BEGIN

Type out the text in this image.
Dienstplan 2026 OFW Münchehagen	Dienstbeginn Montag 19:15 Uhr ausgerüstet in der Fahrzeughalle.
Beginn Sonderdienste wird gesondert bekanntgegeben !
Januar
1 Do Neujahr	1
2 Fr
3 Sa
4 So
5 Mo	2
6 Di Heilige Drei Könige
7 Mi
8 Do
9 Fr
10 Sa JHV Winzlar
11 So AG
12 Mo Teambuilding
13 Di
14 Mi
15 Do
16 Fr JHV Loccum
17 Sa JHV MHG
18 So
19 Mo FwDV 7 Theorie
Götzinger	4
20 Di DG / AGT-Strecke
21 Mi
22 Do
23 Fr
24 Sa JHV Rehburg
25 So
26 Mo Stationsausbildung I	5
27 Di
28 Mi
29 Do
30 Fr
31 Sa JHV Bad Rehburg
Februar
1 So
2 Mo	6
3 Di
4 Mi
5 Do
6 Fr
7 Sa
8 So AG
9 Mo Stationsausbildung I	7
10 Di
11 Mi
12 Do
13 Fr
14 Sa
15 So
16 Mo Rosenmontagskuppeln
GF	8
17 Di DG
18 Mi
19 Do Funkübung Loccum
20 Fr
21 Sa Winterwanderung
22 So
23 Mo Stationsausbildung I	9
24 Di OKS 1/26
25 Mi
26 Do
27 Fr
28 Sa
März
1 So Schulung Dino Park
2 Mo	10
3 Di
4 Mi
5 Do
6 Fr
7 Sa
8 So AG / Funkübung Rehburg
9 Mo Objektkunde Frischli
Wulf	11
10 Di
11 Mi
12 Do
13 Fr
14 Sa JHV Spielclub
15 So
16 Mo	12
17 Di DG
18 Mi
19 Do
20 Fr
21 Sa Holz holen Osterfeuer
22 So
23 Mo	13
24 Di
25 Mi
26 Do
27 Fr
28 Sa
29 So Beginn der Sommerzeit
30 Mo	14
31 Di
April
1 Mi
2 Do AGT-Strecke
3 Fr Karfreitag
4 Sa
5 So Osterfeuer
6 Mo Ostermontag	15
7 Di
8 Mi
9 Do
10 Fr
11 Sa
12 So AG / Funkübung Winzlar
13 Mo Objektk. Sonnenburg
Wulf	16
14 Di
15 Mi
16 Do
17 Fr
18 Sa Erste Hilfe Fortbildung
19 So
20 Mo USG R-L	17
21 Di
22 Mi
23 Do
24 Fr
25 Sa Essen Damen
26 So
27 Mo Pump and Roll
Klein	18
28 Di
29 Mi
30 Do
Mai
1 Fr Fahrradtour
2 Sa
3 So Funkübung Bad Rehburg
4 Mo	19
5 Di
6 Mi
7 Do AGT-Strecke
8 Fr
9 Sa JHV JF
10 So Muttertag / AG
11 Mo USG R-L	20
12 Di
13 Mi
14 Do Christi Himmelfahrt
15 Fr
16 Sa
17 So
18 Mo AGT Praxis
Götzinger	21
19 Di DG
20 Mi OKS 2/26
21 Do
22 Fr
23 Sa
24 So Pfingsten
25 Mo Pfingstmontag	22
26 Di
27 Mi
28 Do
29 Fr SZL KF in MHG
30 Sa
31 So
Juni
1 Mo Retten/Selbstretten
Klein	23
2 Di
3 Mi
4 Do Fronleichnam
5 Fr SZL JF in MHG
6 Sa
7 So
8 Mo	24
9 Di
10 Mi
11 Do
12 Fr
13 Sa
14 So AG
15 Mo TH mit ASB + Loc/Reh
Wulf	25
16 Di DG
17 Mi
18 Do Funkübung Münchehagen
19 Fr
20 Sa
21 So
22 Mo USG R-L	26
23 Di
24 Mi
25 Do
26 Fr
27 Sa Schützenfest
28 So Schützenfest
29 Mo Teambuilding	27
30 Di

END

◆ Set problem: For the listing above, identify each line bearing "Münchehagen".

◆ Worked solution:
Dienstplan 2026 OFW Münchehagen	Dienstbeginn Montag 19:15 Uhr ausgerüstet in der Fahrzeughalle.
18 Do Funkübung Münchehagen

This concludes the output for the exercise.